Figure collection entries
★ ★ ★ ★

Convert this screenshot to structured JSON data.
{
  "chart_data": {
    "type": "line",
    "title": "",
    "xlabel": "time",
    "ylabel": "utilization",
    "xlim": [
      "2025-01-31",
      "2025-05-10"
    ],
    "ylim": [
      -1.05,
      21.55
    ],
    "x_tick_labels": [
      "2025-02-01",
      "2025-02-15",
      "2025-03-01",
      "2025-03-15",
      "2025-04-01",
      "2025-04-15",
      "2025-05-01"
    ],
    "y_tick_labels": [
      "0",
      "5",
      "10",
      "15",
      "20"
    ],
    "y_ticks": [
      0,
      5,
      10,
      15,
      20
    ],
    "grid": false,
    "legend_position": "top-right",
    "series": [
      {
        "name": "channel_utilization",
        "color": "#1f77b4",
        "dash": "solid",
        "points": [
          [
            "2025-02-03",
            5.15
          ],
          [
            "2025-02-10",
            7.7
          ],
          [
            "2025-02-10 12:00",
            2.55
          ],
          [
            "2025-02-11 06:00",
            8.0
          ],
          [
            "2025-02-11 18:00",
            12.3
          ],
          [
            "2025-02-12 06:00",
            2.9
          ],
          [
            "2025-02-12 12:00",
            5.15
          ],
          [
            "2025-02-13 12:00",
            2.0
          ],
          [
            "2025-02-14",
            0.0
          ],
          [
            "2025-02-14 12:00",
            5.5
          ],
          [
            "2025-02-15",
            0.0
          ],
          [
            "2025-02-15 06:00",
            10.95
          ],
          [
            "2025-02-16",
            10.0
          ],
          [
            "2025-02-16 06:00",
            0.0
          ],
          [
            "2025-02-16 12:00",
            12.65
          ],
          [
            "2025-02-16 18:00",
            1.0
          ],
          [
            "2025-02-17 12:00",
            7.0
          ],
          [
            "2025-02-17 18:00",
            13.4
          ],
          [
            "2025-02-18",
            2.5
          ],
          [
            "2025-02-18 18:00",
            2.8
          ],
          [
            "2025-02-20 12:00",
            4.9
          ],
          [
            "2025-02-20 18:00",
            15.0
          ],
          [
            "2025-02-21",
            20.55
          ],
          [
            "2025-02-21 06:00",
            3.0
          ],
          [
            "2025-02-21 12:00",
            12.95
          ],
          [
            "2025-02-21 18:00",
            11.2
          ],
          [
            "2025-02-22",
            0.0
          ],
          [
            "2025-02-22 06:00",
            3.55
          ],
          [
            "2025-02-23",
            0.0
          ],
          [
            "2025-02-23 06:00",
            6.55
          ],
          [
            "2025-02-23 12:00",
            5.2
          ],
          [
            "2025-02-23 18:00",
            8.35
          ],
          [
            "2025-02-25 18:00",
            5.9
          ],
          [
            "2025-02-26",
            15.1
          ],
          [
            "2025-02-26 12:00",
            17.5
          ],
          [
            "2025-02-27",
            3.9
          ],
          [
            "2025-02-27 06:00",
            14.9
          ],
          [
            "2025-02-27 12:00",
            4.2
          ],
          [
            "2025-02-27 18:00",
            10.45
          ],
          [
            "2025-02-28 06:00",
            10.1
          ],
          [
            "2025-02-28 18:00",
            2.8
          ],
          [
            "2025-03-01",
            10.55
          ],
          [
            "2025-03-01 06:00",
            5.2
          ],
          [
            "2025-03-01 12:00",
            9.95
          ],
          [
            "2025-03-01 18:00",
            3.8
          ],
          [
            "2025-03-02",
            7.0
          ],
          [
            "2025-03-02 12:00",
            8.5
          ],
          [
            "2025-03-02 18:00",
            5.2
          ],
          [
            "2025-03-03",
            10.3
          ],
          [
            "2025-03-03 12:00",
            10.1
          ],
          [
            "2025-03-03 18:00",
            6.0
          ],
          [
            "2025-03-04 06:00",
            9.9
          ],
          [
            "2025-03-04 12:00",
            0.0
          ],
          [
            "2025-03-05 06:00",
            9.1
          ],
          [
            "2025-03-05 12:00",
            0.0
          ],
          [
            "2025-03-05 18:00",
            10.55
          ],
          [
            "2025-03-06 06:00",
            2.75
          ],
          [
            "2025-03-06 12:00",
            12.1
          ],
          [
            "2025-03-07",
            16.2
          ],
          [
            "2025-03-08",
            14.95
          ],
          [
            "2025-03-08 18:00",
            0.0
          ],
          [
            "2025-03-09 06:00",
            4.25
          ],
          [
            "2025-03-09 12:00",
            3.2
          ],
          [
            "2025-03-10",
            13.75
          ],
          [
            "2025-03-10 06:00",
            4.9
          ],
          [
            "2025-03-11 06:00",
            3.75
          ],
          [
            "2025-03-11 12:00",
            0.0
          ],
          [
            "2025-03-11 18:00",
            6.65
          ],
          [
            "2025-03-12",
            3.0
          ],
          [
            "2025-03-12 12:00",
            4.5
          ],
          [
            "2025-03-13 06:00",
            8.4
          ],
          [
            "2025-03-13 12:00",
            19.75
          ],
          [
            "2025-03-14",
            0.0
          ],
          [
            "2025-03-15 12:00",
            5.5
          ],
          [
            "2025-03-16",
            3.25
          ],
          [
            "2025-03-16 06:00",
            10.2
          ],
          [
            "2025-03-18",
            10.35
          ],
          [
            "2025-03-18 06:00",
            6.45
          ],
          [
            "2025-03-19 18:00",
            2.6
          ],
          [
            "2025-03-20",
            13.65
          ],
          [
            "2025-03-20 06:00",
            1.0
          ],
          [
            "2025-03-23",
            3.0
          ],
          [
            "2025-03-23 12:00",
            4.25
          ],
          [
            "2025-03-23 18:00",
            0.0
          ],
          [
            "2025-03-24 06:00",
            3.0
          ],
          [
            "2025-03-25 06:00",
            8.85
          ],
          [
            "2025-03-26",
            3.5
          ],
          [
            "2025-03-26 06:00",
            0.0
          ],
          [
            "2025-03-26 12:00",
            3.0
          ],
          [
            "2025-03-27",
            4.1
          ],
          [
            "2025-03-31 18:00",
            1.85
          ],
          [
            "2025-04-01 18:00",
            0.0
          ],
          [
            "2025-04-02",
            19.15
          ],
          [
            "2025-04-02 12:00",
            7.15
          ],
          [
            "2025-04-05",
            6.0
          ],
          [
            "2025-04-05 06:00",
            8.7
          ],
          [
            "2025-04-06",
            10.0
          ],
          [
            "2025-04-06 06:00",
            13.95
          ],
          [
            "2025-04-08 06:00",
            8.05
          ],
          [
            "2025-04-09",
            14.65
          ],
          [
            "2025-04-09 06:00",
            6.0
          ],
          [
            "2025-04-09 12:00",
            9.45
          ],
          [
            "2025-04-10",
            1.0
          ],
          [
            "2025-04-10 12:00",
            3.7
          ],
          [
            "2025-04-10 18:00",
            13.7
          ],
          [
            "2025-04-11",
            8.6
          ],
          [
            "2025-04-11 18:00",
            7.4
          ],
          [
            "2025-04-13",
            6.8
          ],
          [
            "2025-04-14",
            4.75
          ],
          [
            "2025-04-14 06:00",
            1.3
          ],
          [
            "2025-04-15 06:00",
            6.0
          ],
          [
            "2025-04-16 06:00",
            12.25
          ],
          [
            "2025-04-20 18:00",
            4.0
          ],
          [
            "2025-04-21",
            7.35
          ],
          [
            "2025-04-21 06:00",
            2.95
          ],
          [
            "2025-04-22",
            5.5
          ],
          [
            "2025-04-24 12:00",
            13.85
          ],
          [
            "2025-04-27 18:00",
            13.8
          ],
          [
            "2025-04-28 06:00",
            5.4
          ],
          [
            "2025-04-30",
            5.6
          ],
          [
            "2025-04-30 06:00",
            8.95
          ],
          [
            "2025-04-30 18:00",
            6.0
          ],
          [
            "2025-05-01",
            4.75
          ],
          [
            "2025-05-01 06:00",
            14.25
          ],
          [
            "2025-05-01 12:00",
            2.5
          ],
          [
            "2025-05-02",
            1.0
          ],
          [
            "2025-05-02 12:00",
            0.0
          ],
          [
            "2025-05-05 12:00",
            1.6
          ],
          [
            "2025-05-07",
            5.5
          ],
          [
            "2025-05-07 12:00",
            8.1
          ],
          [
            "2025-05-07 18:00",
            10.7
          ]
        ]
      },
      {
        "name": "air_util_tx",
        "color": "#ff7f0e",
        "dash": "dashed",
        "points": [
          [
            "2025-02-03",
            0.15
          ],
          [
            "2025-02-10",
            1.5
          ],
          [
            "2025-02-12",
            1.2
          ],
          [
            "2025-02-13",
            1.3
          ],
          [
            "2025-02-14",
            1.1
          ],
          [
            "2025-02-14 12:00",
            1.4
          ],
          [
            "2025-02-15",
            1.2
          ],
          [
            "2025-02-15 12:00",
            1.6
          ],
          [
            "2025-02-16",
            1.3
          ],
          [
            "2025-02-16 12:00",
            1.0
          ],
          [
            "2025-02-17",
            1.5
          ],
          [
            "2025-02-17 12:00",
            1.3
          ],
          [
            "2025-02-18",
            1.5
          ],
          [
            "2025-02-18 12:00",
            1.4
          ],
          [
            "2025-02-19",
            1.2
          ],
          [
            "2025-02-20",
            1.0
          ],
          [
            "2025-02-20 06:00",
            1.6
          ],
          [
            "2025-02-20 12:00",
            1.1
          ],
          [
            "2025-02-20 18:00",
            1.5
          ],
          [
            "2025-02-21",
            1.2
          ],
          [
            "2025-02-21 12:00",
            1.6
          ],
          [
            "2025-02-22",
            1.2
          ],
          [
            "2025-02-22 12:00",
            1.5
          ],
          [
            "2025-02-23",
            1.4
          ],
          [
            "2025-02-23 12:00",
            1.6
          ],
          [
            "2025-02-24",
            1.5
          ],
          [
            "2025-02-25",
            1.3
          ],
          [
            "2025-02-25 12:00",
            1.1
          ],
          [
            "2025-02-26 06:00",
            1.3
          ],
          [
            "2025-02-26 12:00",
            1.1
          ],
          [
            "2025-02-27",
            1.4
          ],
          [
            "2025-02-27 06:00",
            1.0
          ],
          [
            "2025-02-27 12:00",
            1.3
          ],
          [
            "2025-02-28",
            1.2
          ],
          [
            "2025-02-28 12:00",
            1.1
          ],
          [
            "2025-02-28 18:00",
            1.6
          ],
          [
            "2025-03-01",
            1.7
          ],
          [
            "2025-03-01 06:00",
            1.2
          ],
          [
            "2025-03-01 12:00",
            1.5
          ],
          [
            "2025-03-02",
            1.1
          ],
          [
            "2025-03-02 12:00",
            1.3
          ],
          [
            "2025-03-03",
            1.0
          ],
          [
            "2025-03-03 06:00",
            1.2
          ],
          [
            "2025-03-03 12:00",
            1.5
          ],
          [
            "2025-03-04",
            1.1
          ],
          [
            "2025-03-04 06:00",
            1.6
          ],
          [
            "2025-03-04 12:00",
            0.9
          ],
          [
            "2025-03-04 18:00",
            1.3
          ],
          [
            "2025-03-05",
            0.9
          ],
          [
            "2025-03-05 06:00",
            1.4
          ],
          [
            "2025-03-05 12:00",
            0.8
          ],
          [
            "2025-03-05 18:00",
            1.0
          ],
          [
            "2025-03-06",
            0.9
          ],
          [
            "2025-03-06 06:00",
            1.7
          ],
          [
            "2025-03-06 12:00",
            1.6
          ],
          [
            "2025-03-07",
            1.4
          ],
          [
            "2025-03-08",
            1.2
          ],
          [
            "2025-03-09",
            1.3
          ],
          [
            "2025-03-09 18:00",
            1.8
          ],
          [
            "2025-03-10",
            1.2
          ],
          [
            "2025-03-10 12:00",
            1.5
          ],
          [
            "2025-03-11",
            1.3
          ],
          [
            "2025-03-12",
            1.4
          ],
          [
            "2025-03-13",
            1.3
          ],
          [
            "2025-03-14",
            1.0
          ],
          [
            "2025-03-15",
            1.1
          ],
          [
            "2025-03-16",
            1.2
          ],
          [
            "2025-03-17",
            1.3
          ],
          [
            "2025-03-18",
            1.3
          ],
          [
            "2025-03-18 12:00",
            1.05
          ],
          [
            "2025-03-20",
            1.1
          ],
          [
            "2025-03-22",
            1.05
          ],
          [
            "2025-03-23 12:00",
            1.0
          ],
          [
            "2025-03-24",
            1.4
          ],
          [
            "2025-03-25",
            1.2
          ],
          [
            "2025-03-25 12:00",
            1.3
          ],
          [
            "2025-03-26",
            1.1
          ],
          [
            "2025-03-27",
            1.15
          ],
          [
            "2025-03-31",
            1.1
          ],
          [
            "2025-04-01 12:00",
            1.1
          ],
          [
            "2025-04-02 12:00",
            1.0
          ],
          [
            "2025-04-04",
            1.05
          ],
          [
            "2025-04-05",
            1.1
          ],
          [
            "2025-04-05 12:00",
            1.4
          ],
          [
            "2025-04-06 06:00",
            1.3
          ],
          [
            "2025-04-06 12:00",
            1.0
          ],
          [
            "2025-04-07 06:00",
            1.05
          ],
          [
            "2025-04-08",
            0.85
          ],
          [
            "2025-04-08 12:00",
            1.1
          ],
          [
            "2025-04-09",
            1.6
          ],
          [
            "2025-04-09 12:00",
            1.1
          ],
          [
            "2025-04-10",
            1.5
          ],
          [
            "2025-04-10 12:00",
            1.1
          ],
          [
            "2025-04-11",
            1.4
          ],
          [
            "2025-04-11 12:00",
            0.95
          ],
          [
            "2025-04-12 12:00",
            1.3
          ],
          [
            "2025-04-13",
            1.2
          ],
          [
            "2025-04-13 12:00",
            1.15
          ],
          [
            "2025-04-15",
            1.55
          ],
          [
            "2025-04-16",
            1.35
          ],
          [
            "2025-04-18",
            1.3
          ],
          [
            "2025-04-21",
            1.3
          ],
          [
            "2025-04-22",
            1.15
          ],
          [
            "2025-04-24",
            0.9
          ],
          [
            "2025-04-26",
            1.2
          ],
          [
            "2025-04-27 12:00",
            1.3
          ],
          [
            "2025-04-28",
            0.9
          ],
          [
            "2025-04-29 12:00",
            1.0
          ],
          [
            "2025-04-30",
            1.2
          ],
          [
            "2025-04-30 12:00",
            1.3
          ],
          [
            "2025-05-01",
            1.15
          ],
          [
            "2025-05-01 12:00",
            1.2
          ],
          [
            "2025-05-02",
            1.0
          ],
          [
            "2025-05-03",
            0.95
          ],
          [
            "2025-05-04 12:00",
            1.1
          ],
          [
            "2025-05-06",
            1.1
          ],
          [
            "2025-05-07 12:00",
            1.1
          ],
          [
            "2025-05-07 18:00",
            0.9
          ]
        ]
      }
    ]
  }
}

★ ★ ★ ★

■ **Directions**: Scan the records for the string "name". Copy each line in which it appears.

■ **Solution to the problem**:
        "name": "channel_utilization",
        "name": "air_util_tx",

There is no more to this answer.